- УКАЗАНИЕ 1
Чей голос слышит Данте, когда закрывает глаза и впадает в беспамятство, во фрагменте о «Комедии» Данте?

- ИСТОЧНИК

____

Он видит Христа как «Сущность». Они теперь на небесах, где эта Сущность начинает проявляться сама по себе, и все искупленные озаряются Ею. Было бы опрометчиво заявлять, что мы не должны придавать словам «Бог» и «Христос» в этой поэме какое-либо другое значение, которого в них нет. Надеюсь, не слишком опрометчиво говорить, что их основное значение должно быть именно и только тем значением, которое они принимают в «Комедии». Светозарная «Сущность» более или менее точно отражает значение этих слов. Но яркость ее лучей такова, что Данте не в состоянии выносить это сияние. Он закрывает глаза и впадает в некоторое беспамятство. Именно в этот момент он слышит то, во что раскрывается давнее приветствие. Он слышит голос Беатриче:
«На меня взгляни!» Это требование имеет двойной смысл. В своей поэзии Данте пытался сделать это с самого начала. Но в те давние времена Беатриче и Любовь были для него новыми «неизвестными способами существования». Он описал их в «Новой жизни», затем проанализировал в «Пире», и теперь вернулся к ним в «Комедии». Ну и что сейчас?
Священная улыбка придает невероятную глубину и ясность священному лику.

____

- ПРИЛОЖЕННЫЕ СТРОКИ
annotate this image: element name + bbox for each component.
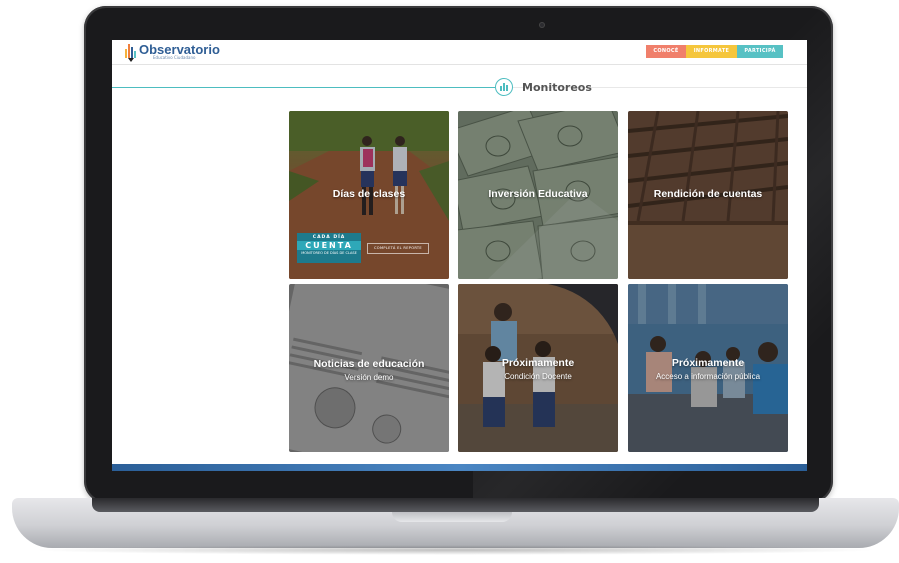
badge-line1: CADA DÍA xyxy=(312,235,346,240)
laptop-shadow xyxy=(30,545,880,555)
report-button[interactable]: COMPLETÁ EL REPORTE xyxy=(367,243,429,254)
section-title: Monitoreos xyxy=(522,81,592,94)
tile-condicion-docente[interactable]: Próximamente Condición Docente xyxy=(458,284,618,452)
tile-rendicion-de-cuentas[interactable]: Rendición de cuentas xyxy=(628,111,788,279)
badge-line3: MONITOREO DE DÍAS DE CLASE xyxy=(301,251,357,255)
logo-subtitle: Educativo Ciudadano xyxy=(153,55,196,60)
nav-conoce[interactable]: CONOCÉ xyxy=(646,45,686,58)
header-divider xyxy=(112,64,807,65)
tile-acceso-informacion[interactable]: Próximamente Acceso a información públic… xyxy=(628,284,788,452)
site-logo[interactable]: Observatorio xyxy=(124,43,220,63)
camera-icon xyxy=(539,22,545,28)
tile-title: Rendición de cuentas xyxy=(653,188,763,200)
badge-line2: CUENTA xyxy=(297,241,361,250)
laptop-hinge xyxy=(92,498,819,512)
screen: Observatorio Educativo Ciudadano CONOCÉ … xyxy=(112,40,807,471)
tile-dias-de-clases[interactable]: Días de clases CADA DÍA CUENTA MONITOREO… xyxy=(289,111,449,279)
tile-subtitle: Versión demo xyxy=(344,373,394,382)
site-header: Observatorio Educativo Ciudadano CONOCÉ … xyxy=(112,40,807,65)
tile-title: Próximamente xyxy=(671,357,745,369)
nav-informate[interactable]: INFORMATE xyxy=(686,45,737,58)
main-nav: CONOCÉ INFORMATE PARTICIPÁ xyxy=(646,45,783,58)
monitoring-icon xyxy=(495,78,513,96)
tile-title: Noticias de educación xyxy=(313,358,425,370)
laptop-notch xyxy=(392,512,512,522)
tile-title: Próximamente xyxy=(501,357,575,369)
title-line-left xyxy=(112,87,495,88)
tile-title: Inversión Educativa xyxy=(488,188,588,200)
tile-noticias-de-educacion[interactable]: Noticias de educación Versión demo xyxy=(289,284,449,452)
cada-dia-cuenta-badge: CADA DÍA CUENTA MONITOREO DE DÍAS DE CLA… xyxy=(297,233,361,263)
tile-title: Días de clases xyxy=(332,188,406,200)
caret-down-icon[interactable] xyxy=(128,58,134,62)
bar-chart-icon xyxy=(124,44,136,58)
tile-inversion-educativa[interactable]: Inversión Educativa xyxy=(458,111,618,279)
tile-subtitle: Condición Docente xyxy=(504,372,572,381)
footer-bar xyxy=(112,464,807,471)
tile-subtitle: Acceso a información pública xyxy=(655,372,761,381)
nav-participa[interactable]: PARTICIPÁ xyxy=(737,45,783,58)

____

- УКАЗАНИЕ 2
Повторите без изменений строки, идущие после фрагмента о «Комедии» Данте: от строки с «badge-line1: CADA DÍA xyxy=(312,235,346,240)» до строки с «tile-condicion-docente[interactable]: Próximamente Condición» включительно.

- РЕЗУЛЬТАТ ЗАДАНИЯ 1
Голос Беатриче.

- РЕЗУЛЬТАТ ЗАДАНИЯ 2
badge-line1: CADA DÍA xyxy=(312,235,346,240)
laptop-shadow xyxy=(30,545,880,555)
report-button[interactable]: COMPLETÁ EL REPORTE xyxy=(367,243,429,254)
section-title: Monitoreos xyxy=(522,81,592,94)
tile-condicion-docente[interactable]: Próximamente Condición Docente xyxy=(458,284,618,452)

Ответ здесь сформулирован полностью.